PROBLEM REQUIREMENTS:
Each record that follows must be given again without alteration.

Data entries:

"""

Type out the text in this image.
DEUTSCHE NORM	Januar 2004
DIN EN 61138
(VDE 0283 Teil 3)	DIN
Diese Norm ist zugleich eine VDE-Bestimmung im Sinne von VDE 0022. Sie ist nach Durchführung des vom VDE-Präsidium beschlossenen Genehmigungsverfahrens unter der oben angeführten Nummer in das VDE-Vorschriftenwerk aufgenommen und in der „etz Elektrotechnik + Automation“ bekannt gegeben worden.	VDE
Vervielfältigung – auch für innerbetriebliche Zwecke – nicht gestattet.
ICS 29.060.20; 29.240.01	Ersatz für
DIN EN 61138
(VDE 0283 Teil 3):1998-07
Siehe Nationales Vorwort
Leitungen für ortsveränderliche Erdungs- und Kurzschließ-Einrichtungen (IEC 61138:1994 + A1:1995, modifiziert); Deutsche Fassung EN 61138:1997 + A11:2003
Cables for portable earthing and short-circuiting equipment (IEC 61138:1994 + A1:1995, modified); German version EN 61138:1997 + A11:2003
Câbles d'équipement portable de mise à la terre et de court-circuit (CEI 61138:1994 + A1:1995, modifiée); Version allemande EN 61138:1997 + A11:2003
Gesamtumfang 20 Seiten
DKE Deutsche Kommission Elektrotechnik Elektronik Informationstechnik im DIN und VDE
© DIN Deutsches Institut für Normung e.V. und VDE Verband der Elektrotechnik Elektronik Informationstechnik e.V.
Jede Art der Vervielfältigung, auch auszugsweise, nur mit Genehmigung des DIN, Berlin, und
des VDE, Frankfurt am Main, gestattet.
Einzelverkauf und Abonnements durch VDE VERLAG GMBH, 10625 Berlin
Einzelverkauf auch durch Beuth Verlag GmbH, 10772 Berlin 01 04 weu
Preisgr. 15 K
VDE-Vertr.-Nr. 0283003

"""

SOLUTION TO THE PROBLEM:
Type out the text in this image.
DEUTSCHE NORM	Januar 2004
DIN EN 61138
(VDE 0283 Teil 3)	DIN
Diese Norm ist zugleich eine VDE-Bestimmung im Sinne von VDE 0022. Sie ist nach Durchführung des vom VDE-Präsidium beschlossenen Genehmigungsverfahrens unter der oben angeführten Nummer in das VDE-Vorschriftenwerk aufgenommen und in der „etz Elektrotechnik + Automation“ bekannt gegeben worden.	VDE
Vervielfältigung – auch für innerbetriebliche Zwecke – nicht gestattet.
ICS 29.060.20; 29.240.01	Ersatz für
DIN EN 61138
(VDE 0283 Teil 3):1998-07
Siehe Nationales Vorwort
Leitungen für ortsveränderliche Erdungs- und Kurzschließ-Einrichtungen (IEC 61138:1994 + A1:1995, modifiziert); Deutsche Fassung EN 61138:1997 + A11:2003
Cables for portable earthing and short-circuiting equipment (IEC 61138:1994 + A1:1995, modified); German version EN 61138:1997 + A11:2003
Câbles d'équipement portable de mise à la terre et de court-circuit (CEI 61138:1994 + A1:1995, modifiée); Version allemande EN 61138:1997 + A11:2003
Gesamtumfang 20 Seiten
DKE Deutsche Kommission Elektrotechnik Elektronik Informationstechnik im DIN und VDE
© DIN Deutsches Institut für Normung e.V. und VDE Verband der Elektrotechnik Elektronik Informationstechnik e.V.
Jede Art der Vervielfältigung, auch auszugsweise, nur mit Genehmigung des DIN, Berlin, und
des VDE, Frankfurt am Main, gestattet.
Einzelverkauf und Abonnements durch VDE VERLAG GMBH, 10625 Berlin
Einzelverkauf auch durch Beuth Verlag GmbH, 10772 Berlin 01 04 weu
Preisgr. 15 K
VDE-Vertr.-Nr. 0283003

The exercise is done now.